__What is asked__:
Pull out all lines from the listing below in which the word "placeholder" appears.

☆ ☆ ☆ ☆ ☆

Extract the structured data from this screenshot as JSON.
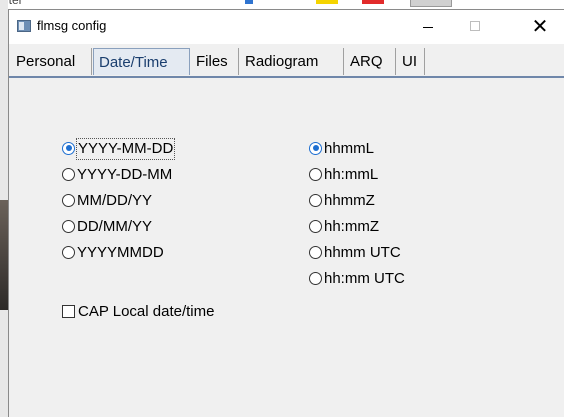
{
  "background": {
    "fragment_text": "nter"
  },
  "window": {
    "title": "flmsg config",
    "icon": "app-icon",
    "close_glyph": "✕"
  },
  "tabs": [
    {
      "label": "Personal",
      "active": false
    },
    {
      "label": "Date/Time",
      "active": true
    },
    {
      "label": "Files",
      "active": false
    },
    {
      "label": "Radiogram",
      "active": false
    },
    {
      "label": "ARQ",
      "active": false
    },
    {
      "label": "UI",
      "active": false
    }
  ],
  "date_format": {
    "options": [
      "YYYY-MM-DD",
      "YYYY-DD-MM",
      "MM/DD/YY",
      "DD/MM/YY",
      "YYYYMMDD"
    ],
    "selected": "YYYY-MM-DD"
  },
  "time_format": {
    "options": [
      "hhmmL",
      "hh:mmL",
      "hhmmZ",
      "hh:mmZ",
      "hhmm UTC",
      "hh:mm UTC"
    ],
    "selected": "hhmmL"
  },
  "cap_local": {
    "label": "CAP Local date/time",
    "checked": false
  },
  "colors": {
    "accent": "#1e6fd1",
    "active_tab_bg": "#e4eaf2",
    "panel_bg": "#f0f0f0"
  }
}
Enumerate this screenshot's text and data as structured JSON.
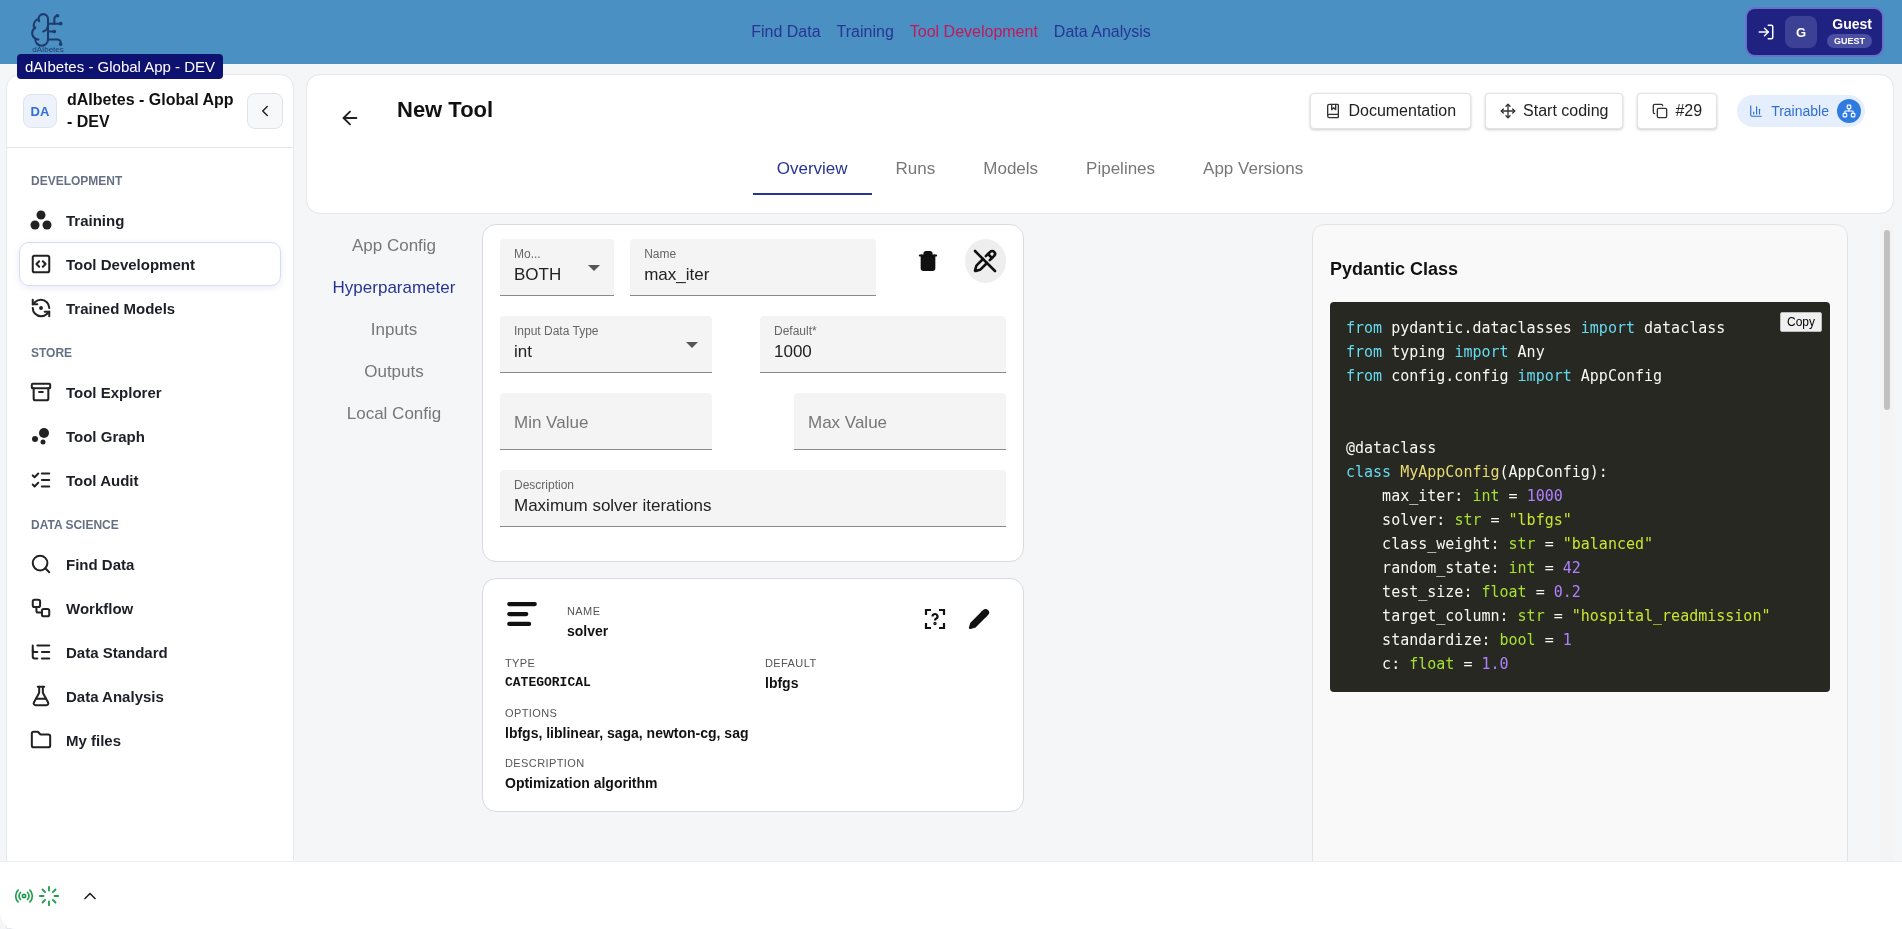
{
  "top_bar": {
    "logo_caption": "dAIbetes",
    "nav": [
      {
        "label": "Find Data",
        "selected": false
      },
      {
        "label": "Training",
        "selected": false
      },
      {
        "label": "Tool Development",
        "selected": true
      },
      {
        "label": "Data Analysis",
        "selected": false
      }
    ],
    "user": {
      "initial": "G",
      "name": "Guest",
      "role": "GUEST"
    }
  },
  "tooltip": "dAIbetes - Global App - DEV",
  "sidebar": {
    "avatar": "DA",
    "title": "dAIbetes - Global App - DEV",
    "sections": [
      {
        "heading": "DEVELOPMENT",
        "items": [
          {
            "label": "Training",
            "selected": false
          },
          {
            "label": "Tool Development",
            "selected": true
          },
          {
            "label": "Trained Models",
            "selected": false
          }
        ]
      },
      {
        "heading": "STORE",
        "items": [
          {
            "label": "Tool Explorer",
            "selected": false
          },
          {
            "label": "Tool Graph",
            "selected": false
          },
          {
            "label": "Tool Audit",
            "selected": false
          }
        ]
      },
      {
        "heading": "DATA SCIENCE",
        "items": [
          {
            "label": "Find Data",
            "selected": false
          },
          {
            "label": "Workflow",
            "selected": false
          },
          {
            "label": "Data Standard",
            "selected": false
          },
          {
            "label": "Data Analysis",
            "selected": false
          },
          {
            "label": "My files",
            "selected": false
          }
        ]
      }
    ]
  },
  "header": {
    "title": "New Tool",
    "buttons": [
      "Documentation",
      "Start coding",
      "#29"
    ],
    "badge": "Trainable",
    "tabs": [
      {
        "label": "Overview",
        "selected": true
      },
      {
        "label": "Runs",
        "selected": false
      },
      {
        "label": "Models",
        "selected": false
      },
      {
        "label": "Pipelines",
        "selected": false
      },
      {
        "label": "App Versions",
        "selected": false
      }
    ]
  },
  "section_nav": [
    {
      "label": "App Config",
      "selected": false
    },
    {
      "label": "Hyperparameter",
      "selected": true
    },
    {
      "label": "Inputs",
      "selected": false
    },
    {
      "label": "Outputs",
      "selected": false
    },
    {
      "label": "Local Config",
      "selected": false
    }
  ],
  "edit_form": {
    "fields": [
      {
        "kind": "select",
        "label": "Mo...",
        "value": "BOTH"
      },
      {
        "kind": "text",
        "label": "Name",
        "value": "max_iter"
      },
      {
        "kind": "select",
        "label": "Input Data Type",
        "value": "int"
      },
      {
        "kind": "text",
        "label": "Default*",
        "value": "1000"
      },
      {
        "kind": "text",
        "placeholder": "Min Value"
      },
      {
        "kind": "text",
        "placeholder": "Max Value"
      },
      {
        "kind": "text",
        "label": "Description",
        "value": "Maximum solver iterations"
      }
    ]
  },
  "parameter_card": {
    "name_label": "NAME",
    "name": "solver",
    "type_label": "TYPE",
    "type": "CATEGORICAL",
    "default_label": "DEFAULT",
    "default": "lbfgs",
    "options_label": "OPTIONS",
    "options": "lbfgs, liblinear, saga, newton-cg, sag",
    "description_label": "DESCRIPTION",
    "description": "Optimization algorithm"
  },
  "code_panel": {
    "title": "Pydantic Class",
    "copy": "Copy",
    "lines": [
      {
        "gap_before": false,
        "tokens": [
          {
            "kind": "keyword",
            "text": "from"
          },
          {
            "kind": "plain",
            "text": " pydantic.dataclasses "
          },
          {
            "kind": "keyword",
            "text": "import"
          },
          {
            "kind": "plain",
            "text": " dataclass"
          }
        ]
      },
      {
        "gap_before": false,
        "tokens": [
          {
            "kind": "keyword",
            "text": "from"
          },
          {
            "kind": "plain",
            "text": " typing "
          },
          {
            "kind": "keyword",
            "text": "import"
          },
          {
            "kind": "plain",
            "text": " Any"
          }
        ]
      },
      {
        "gap_before": false,
        "tokens": [
          {
            "kind": "keyword",
            "text": "from"
          },
          {
            "kind": "plain",
            "text": " config.config "
          },
          {
            "kind": "keyword",
            "text": "import"
          },
          {
            "kind": "plain",
            "text": " AppConfig"
          }
        ]
      },
      {
        "gap_before": true,
        "tokens": [
          {
            "kind": "plain",
            "text": "@dataclass"
          }
        ]
      },
      {
        "gap_before": false,
        "tokens": [
          {
            "kind": "keyword",
            "text": "class "
          },
          {
            "kind": "classname",
            "text": "MyAppConfig"
          },
          {
            "kind": "plain",
            "text": "(AppConfig):"
          }
        ]
      },
      {
        "gap_before": false,
        "tokens": [
          {
            "kind": "plain",
            "text": "    max_iter: "
          },
          {
            "kind": "type",
            "text": "int"
          },
          {
            "kind": "plain",
            "text": " = "
          },
          {
            "kind": "number",
            "text": "1000"
          }
        ]
      },
      {
        "gap_before": false,
        "tokens": [
          {
            "kind": "plain",
            "text": "    solver: "
          },
          {
            "kind": "type",
            "text": "str"
          },
          {
            "kind": "plain",
            "text": " = "
          },
          {
            "kind": "string",
            "text": "\"lbfgs\""
          }
        ]
      },
      {
        "gap_before": false,
        "tokens": [
          {
            "kind": "plain",
            "text": "    class_weight: "
          },
          {
            "kind": "type",
            "text": "str"
          },
          {
            "kind": "plain",
            "text": " = "
          },
          {
            "kind": "string",
            "text": "\"balanced\""
          }
        ]
      },
      {
        "gap_before": false,
        "tokens": [
          {
            "kind": "plain",
            "text": "    random_state: "
          },
          {
            "kind": "type",
            "text": "int"
          },
          {
            "kind": "plain",
            "text": " = "
          },
          {
            "kind": "number",
            "text": "42"
          }
        ]
      },
      {
        "gap_before": false,
        "tokens": [
          {
            "kind": "plain",
            "text": "    test_size: "
          },
          {
            "kind": "type",
            "text": "float"
          },
          {
            "kind": "plain",
            "text": " = "
          },
          {
            "kind": "number",
            "text": "0.2"
          }
        ]
      },
      {
        "gap_before": false,
        "tokens": [
          {
            "kind": "plain",
            "text": "    target_column: "
          },
          {
            "kind": "type",
            "text": "str"
          },
          {
            "kind": "plain",
            "text": " = "
          },
          {
            "kind": "string",
            "text": "\"hospital_readmission\""
          }
        ]
      },
      {
        "gap_before": false,
        "tokens": [
          {
            "kind": "plain",
            "text": "    standardize: "
          },
          {
            "kind": "type",
            "text": "bool"
          },
          {
            "kind": "plain",
            "text": " = "
          },
          {
            "kind": "number",
            "text": "1"
          }
        ]
      },
      {
        "gap_before": false,
        "tokens": [
          {
            "kind": "plain",
            "text": "    c: "
          },
          {
            "kind": "type",
            "text": "float"
          },
          {
            "kind": "plain",
            "text": " = "
          },
          {
            "kind": "number",
            "text": "1.0"
          }
        ]
      }
    ]
  }
}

☆ ☆ ☆ ☆ ☆

__Written solution__:
        "placeholder": "Min Value"
        "placeholder": "Max Value"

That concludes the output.